Problem: Give the items from the start through the line with "property-value: 0000002654 bbox=[334, 725, 395, 737]" as a Markdown table with the columns Row and Item line, numbering each line and skipping any blank ones.

Data provided:
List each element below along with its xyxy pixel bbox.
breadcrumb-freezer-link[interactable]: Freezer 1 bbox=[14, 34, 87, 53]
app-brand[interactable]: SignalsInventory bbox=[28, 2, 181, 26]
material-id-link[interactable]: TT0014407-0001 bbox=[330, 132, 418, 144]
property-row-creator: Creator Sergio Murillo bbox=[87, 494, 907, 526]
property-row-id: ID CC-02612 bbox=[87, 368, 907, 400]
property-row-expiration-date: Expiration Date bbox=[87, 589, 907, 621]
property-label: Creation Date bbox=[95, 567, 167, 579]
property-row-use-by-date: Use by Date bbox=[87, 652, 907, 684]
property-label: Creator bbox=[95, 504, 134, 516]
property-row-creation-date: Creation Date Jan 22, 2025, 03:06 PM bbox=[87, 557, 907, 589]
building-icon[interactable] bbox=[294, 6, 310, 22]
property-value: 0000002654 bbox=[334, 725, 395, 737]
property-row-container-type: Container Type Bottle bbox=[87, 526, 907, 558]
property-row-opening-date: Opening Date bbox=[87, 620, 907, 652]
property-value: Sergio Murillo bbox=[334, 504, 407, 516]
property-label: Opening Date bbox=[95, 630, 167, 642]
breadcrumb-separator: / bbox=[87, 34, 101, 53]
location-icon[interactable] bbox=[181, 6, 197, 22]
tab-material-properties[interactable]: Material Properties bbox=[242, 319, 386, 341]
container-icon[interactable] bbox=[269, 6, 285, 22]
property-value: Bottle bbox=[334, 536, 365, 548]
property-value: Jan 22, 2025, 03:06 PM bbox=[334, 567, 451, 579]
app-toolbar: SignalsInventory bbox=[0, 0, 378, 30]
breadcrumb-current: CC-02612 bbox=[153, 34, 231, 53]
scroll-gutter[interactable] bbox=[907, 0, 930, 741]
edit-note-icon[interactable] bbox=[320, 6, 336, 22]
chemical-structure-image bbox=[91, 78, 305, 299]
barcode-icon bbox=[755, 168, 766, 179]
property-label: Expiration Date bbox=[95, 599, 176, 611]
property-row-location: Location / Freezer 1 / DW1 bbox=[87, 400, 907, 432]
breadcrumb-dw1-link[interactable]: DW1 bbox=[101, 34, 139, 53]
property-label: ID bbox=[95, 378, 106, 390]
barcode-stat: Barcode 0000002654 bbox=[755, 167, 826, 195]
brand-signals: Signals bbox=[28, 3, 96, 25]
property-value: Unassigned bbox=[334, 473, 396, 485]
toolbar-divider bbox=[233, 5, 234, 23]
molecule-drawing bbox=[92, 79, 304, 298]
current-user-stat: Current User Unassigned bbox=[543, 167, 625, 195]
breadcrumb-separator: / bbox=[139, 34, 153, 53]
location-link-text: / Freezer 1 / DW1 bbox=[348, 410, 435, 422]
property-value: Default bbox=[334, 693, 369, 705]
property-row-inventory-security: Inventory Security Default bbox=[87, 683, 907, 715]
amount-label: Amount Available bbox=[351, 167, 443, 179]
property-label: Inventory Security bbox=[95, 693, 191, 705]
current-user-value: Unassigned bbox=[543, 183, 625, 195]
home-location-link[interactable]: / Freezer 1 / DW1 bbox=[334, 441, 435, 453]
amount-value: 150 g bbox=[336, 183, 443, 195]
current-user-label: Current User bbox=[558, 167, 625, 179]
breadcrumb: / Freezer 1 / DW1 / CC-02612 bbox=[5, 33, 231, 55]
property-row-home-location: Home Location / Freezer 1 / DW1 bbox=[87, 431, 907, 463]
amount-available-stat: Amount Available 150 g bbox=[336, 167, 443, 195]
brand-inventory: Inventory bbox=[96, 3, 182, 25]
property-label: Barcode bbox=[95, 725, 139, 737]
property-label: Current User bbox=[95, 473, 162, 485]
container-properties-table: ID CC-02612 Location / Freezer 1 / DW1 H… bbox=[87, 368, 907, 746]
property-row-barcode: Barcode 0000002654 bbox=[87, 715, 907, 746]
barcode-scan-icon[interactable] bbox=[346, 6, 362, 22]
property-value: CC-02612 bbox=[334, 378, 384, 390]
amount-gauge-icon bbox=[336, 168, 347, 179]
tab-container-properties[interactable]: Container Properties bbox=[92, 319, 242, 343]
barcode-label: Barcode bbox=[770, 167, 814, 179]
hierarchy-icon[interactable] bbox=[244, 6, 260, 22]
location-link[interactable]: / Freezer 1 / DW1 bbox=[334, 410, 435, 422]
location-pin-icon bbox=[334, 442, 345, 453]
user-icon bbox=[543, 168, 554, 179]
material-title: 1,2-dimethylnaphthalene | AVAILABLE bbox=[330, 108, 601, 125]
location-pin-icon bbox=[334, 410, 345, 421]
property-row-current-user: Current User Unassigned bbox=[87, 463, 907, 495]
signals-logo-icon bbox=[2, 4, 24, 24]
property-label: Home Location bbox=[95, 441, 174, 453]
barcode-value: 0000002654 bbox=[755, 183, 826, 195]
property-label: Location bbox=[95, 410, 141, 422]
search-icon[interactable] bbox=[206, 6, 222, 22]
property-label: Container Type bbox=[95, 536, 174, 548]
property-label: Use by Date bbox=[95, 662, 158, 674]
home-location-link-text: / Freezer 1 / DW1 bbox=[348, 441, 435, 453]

Exercise solution:
| Row | Item line |
|---|---|
| 1 | List each element below along with its xyxy pixel bbox. |
| 2 | breadcrumb-freezer-link[interactable]: Freezer 1 bbox=[14, 34, 87, 53] |
| 3 | app-brand[interactable]: SignalsInventory bbox=[28, 2, 181, 26] |
| 4 | material-id-link[interactable]: TT0014407-0001 bbox=[330, 132, 418, 144] |
| 5 | property-row-creator: Creator Sergio Murillo bbox=[87, 494, 907, 526] |
| 6 | property-row-id: ID CC-02612 bbox=[87, 368, 907, 400] |
| 7 | property-row-expiration-date: Expiration Date bbox=[87, 589, 907, 621] |
| 8 | property-label: Creation Date bbox=[95, 567, 167, 579] |
| 9 | property-row-use-by-date: Use by Date bbox=[87, 652, 907, 684] |
| 10 | property-label: Creator bbox=[95, 504, 134, 516] |
| 11 | property-row-creation-date: Creation Date Jan 22, 2025, 03:06 PM bbox=[87, 557, 907, 589] |
| 12 | building-icon[interactable] bbox=[294, 6, 310, 22] |
| 13 | property-value: 0000002654 bbox=[334, 725, 395, 737] |